= Problem requirements =
Would you extract the whole listing below and retype it exactly?

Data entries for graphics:

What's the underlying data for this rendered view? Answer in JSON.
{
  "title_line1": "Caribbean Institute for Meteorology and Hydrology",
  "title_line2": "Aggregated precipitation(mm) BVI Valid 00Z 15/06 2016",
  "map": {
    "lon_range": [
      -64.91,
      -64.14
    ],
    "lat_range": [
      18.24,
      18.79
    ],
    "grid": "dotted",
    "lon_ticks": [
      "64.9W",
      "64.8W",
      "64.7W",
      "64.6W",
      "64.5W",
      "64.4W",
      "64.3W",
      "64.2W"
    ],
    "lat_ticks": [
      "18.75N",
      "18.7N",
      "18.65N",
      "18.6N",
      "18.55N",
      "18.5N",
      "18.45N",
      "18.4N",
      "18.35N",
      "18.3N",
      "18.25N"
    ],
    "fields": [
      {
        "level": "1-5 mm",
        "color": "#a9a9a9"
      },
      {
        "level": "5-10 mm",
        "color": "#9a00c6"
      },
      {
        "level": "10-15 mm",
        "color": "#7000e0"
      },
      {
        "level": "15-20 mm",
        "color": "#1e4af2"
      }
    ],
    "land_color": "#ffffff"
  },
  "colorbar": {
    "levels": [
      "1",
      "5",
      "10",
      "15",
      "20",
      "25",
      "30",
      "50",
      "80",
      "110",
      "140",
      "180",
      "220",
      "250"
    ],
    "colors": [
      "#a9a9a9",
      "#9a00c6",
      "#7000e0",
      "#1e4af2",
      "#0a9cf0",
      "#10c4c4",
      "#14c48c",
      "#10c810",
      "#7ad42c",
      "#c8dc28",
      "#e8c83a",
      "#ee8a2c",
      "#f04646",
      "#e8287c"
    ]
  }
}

= Written reply =
What's the underlying data for this rendered view? Answer in JSON.
{
  "title_line1": "Caribbean Institute for Meteorology and Hydrology",
  "title_line2": "Aggregated precipitation(mm) BVI Valid 00Z 15/06 2016",
  "map": {
    "lon_range": [
      -64.91,
      -64.14
    ],
    "lat_range": [
      18.24,
      18.79
    ],
    "grid": "dotted",
    "lon_ticks": [
      "64.9W",
      "64.8W",
      "64.7W",
      "64.6W",
      "64.5W",
      "64.4W",
      "64.3W",
      "64.2W"
    ],
    "lat_ticks": [
      "18.75N",
      "18.7N",
      "18.65N",
      "18.6N",
      "18.55N",
      "18.5N",
      "18.45N",
      "18.4N",
      "18.35N",
      "18.3N",
      "18.25N"
    ],
    "fields": [
      {
        "level": "1-5 mm",
        "color": "#a9a9a9"
      },
      {
        "level": "5-10 mm",
        "color": "#9a00c6"
      },
      {
        "level": "10-15 mm",
        "color": "#7000e0"
      },
      {
        "level": "15-20 mm",
        "color": "#1e4af2"
      }
    ],
    "land_color": "#ffffff"
  },
  "colorbar": {
    "levels": [
      "1",
      "5",
      "10",
      "15",
      "20",
      "25",
      "30",
      "50",
      "80",
      "110",
      "140",
      "180",
      "220",
      "250"
    ],
    "colors": [
      "#a9a9a9",
      "#9a00c6",
      "#7000e0",
      "#1e4af2",
      "#0a9cf0",
      "#10c4c4",
      "#14c48c",
      "#10c810",
      "#7ad42c",
      "#c8dc28",
      "#e8c83a",
      "#ee8a2c",
      "#f04646",
      "#e8287c"
    ]
  }
}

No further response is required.